◆ Document excerpt ◆

Table 2 List of five-year averages for average ages at death and of the workersOccupational mortality rate trends in industrialized countries

This study makes it possible to compare recent occupational mortality rate trends in Japan with those in Western countries. The number of deaths per 100,000 workers in Western countries (United States, Germany, Netherlands, France, and the United Kingdom) and Japan (RWC) is shown in Fig. 4 and Table S1. The mortality rates have declined over time, except for overall and those in the construction industry in the United States. The current mortality rates in Germany, the Netherlands, and the United Kingdom are lower than in other countries. The ranges of mortality rates in the last ten years (2009–2018) are roughly estimated as 0.5–5, 0.5–2.5 and 1–15 per 100,000 workers overall and for the manufacturing and construction industries, respectively. This indicates that the upper mortality rates are at least five to 15 times higher among industrialized countries than the lowest mortality rates. In 2018, the highest mortality rates overall and for the manufacturing and construction industries were 10.8, 6.5, and 18.1 times higher than the lowest rates, respectively. Further analysis of the data sources is needed to compare these countries’ mortality rates. As described above, the mortality rates in Japan differ according to the data sources. The data sources recorded in ILOSTAT also differ between countries. The records of ILOSTAT in Japan and the United Kingdom are based on labour inspection reports; in Germany, the Netherlands and France, they are based on insurance records; and in the United States, they are based on an established survey. Additionally, the data source in the United States for ILOSTAT was the Current Employment Statistics Survey until 1991 and the Census of Fatal Occupational Injuries since 1992. Interestingly, the mortality rate overall in the United States increased two-fold in 1992 (Fig. 4) due to data source change. This indicates that the differences among the reference data sources may not be unique to Japan but a problem common to other countries.

◆ Data to examine ◆

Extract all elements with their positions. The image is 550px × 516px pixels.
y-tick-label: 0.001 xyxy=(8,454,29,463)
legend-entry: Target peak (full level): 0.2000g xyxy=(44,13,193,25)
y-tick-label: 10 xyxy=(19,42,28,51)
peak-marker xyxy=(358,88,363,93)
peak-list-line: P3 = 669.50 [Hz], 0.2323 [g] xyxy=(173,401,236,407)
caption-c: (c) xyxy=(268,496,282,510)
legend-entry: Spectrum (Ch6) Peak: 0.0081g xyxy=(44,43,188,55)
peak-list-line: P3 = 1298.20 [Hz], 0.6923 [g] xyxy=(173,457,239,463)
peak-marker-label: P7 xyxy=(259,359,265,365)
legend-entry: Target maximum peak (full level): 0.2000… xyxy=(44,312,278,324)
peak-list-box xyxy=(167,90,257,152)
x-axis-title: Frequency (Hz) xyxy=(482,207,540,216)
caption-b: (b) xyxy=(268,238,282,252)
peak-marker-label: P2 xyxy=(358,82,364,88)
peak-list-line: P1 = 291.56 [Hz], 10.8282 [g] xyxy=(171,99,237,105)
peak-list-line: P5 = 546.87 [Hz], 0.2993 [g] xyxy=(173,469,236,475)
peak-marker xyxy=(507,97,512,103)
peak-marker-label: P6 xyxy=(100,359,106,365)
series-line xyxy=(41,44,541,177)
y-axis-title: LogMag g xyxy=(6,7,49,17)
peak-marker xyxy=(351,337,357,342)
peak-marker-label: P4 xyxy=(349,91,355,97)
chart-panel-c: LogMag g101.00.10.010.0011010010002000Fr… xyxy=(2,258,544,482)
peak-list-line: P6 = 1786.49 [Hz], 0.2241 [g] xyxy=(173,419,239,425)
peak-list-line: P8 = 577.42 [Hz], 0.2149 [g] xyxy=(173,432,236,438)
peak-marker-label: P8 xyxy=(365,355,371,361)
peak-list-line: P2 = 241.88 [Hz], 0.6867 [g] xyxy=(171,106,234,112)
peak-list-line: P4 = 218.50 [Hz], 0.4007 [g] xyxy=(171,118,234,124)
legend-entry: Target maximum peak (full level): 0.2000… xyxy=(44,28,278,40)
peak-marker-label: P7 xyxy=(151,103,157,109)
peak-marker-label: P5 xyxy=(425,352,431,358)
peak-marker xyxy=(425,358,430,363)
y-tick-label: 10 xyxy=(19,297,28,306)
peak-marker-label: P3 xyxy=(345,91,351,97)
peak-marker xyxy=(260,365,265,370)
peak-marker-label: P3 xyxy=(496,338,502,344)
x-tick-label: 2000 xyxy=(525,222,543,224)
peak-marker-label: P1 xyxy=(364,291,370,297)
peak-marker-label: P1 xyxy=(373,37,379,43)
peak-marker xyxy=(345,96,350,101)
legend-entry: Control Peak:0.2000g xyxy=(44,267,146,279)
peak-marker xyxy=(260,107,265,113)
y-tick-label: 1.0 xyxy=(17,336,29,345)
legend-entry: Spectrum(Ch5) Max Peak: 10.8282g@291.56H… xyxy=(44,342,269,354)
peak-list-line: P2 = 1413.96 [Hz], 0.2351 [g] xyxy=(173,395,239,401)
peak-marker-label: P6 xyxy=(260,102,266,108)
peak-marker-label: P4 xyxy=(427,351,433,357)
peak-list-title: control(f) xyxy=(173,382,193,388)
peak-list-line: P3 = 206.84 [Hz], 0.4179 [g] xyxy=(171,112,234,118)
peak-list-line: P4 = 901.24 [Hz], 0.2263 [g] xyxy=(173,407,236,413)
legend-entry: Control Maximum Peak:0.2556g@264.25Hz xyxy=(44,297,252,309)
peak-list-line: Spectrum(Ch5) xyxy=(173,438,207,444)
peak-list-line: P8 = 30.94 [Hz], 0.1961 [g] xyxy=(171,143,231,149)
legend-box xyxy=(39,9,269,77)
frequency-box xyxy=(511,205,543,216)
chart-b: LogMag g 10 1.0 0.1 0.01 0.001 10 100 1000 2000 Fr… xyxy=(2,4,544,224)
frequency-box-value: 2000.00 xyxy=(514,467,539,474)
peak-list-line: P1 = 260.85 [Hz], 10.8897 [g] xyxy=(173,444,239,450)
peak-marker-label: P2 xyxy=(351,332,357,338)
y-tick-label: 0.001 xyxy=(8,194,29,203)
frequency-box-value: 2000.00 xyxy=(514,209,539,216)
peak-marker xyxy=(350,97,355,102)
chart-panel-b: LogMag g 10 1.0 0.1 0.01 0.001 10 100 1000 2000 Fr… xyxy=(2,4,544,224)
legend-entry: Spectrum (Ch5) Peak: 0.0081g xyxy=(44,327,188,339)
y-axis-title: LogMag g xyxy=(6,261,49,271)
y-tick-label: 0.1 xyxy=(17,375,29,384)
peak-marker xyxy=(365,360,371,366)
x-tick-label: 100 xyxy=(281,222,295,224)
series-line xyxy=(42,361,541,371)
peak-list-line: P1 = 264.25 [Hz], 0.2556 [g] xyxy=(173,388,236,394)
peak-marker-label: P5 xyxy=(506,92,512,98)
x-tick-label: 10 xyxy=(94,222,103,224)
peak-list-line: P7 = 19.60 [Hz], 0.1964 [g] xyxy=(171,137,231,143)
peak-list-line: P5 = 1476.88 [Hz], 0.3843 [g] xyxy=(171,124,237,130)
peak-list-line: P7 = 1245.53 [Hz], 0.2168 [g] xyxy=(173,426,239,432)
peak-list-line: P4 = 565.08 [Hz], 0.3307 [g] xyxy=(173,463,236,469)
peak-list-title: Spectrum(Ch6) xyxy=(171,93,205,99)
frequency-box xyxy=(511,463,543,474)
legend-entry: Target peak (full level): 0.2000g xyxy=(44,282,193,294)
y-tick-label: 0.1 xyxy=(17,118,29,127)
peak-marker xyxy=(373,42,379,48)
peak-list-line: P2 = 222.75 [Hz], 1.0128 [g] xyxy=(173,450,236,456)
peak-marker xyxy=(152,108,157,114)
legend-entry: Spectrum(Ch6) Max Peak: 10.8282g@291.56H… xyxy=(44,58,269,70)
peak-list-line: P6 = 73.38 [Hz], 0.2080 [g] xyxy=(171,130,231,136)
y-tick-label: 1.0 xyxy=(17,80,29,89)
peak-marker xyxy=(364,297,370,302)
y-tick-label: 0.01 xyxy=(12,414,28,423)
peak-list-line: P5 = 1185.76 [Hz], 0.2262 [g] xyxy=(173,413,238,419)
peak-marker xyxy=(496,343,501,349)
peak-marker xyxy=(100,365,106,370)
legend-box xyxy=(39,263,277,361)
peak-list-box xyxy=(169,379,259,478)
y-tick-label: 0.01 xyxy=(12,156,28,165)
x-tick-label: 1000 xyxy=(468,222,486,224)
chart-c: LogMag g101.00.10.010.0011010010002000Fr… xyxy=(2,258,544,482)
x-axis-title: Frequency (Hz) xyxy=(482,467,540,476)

◆ Exercise requirements ◆
Continue the passage on occupational mortality rate trends, picking up after its final sentence rather than from the listing.

◆ Exercise output ◆
Fig. 4figure 4

Trends of mortality rates in the United States, Germany, the Netherlands, France, the United Kingdom and Japan overall (left), and the manufacturing (center) and construction (right) industries

Considerations for the possible underestimation and time lag between occurrence and certification

This study aimed to estimate the occupational mortality rates in Japan using open-source data. However, this study showed what likely affects mortality rates; underestimation and time lag.

The occupational mortality rates were calculated using statistical data related to occupational accidents. The number of reported cases tends to be underestimated because of the nature of the occupational accidents. Hämäläinen [1, 2] used a factor of 1.126 to compensate for the underestimation of fatal occupational accidents. When including deaths due to occupational diseases, Hämäläinen [1] estimated that the number of deaths due to occupational diseases in Japan was more than ten times larger than that due to occupational accidents. In this study, the mortality rates, except for those in 2011, calculated using data from the ABR were roughly 1.2 to 6.1 times higher than those calculated using data from the RWC. However, no calculation to compensate for the underestimation was performed in this study because no open data sources were identified that analyzed the number of unreported cases in Japan.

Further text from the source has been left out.